Instructions for the task> Filter the data below for the string "SDTVAR" and copy each matching line.

Structured figure records:
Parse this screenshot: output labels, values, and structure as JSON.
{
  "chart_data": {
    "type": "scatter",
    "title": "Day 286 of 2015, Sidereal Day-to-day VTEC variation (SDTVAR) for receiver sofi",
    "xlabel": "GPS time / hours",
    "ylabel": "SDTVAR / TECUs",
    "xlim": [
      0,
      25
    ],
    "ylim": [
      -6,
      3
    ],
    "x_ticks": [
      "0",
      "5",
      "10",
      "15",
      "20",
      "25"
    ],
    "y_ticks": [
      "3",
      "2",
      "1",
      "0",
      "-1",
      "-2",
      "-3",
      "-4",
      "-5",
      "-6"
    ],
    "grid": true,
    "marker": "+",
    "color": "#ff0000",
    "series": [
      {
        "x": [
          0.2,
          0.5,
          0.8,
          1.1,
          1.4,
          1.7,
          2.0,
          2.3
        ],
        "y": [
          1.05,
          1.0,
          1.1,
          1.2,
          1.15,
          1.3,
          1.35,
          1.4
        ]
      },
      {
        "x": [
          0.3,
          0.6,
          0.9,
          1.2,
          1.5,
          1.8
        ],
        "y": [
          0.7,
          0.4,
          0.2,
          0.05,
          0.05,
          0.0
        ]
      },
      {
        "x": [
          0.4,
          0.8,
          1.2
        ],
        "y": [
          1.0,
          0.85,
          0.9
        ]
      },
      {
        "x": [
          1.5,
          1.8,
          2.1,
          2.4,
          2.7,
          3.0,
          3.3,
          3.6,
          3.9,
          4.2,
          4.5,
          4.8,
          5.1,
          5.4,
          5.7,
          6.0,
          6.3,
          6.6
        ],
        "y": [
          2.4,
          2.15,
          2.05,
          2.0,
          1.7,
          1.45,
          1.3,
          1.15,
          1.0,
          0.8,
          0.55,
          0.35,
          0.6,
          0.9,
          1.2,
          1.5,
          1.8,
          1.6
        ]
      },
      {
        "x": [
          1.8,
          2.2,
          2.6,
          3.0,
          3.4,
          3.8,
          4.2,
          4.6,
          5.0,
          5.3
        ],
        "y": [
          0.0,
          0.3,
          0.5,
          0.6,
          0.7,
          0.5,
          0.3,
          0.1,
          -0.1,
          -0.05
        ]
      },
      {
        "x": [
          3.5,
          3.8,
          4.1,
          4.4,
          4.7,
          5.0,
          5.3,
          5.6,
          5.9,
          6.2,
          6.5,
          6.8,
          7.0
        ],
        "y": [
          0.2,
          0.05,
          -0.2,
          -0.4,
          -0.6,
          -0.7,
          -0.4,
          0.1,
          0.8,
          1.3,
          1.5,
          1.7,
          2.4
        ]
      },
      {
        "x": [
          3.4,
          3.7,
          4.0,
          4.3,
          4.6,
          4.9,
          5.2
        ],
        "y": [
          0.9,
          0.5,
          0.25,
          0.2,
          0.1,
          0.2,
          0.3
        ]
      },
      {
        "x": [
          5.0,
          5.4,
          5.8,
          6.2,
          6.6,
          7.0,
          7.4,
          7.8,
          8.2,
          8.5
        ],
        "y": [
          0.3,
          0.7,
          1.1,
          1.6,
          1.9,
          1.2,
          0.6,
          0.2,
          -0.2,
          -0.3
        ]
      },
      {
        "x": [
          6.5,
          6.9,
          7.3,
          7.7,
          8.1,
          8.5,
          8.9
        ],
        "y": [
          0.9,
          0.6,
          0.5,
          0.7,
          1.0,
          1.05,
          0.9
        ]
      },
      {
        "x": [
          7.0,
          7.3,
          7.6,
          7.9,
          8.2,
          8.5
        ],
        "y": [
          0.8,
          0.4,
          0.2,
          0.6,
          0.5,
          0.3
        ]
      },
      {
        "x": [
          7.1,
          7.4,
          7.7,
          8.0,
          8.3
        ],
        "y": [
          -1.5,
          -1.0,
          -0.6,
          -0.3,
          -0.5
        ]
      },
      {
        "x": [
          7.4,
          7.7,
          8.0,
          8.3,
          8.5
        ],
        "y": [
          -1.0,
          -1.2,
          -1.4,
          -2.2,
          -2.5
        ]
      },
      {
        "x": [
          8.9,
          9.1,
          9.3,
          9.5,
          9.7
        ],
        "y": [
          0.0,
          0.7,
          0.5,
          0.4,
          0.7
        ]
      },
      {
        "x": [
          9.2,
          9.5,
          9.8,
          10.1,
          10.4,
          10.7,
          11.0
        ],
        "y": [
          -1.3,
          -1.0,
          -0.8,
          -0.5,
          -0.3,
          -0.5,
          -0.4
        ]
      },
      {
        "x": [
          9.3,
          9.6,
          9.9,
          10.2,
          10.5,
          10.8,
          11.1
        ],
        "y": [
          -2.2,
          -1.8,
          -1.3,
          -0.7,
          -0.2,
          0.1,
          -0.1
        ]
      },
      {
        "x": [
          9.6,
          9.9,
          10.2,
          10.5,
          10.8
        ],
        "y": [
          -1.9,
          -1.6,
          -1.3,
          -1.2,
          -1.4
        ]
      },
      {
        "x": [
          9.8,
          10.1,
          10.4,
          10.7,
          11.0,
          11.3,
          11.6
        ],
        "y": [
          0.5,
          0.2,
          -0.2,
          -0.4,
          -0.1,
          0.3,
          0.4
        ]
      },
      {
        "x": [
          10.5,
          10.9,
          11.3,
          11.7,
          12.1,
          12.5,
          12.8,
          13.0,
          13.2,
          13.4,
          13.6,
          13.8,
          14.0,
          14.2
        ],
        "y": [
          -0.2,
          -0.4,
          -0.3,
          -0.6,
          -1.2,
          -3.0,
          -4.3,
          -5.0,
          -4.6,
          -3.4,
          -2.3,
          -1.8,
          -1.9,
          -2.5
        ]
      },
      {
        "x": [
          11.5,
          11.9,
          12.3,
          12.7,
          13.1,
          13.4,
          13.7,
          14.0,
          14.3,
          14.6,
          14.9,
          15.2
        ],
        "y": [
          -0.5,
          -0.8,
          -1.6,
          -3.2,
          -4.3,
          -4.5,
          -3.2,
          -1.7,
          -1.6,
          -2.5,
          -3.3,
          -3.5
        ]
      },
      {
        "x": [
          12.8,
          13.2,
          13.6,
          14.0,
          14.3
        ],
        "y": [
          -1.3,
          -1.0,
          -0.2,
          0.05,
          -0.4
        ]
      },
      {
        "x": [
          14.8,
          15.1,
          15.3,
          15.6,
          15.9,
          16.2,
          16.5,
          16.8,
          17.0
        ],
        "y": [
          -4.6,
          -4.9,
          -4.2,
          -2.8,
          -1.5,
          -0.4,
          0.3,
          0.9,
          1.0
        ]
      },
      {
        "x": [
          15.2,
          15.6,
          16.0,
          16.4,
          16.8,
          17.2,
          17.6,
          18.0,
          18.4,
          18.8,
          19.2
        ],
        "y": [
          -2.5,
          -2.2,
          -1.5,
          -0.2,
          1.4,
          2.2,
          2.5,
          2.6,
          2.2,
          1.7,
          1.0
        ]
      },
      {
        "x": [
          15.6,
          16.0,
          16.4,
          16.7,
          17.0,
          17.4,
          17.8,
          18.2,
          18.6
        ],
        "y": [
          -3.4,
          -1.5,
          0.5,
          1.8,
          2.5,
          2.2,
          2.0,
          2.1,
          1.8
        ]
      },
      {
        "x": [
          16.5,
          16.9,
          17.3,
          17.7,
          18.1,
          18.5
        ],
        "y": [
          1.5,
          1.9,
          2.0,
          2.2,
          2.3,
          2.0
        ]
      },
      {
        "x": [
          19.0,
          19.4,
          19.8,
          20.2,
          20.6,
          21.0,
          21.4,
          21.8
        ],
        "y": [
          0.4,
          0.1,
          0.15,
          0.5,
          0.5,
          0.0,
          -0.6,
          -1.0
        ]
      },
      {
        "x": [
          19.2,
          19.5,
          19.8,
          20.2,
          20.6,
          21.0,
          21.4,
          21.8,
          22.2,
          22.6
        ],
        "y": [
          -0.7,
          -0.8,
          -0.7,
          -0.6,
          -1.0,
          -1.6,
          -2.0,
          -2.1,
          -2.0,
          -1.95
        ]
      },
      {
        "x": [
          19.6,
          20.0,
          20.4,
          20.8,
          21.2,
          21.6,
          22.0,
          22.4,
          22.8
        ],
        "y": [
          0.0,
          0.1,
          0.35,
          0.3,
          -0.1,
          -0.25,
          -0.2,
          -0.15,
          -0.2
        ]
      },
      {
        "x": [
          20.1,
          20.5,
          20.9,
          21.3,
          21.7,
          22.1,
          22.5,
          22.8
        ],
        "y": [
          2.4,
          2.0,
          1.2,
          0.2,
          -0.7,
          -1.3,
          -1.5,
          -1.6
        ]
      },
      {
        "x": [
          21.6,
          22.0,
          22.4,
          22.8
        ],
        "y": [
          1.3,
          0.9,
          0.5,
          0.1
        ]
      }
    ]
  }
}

Answer below>
    "title": "Day 286 of 2015, Sidereal Day-to-day VTEC variation (SDTVAR) for receiver sofi",
    "ylabel": "SDTVAR / TECUs",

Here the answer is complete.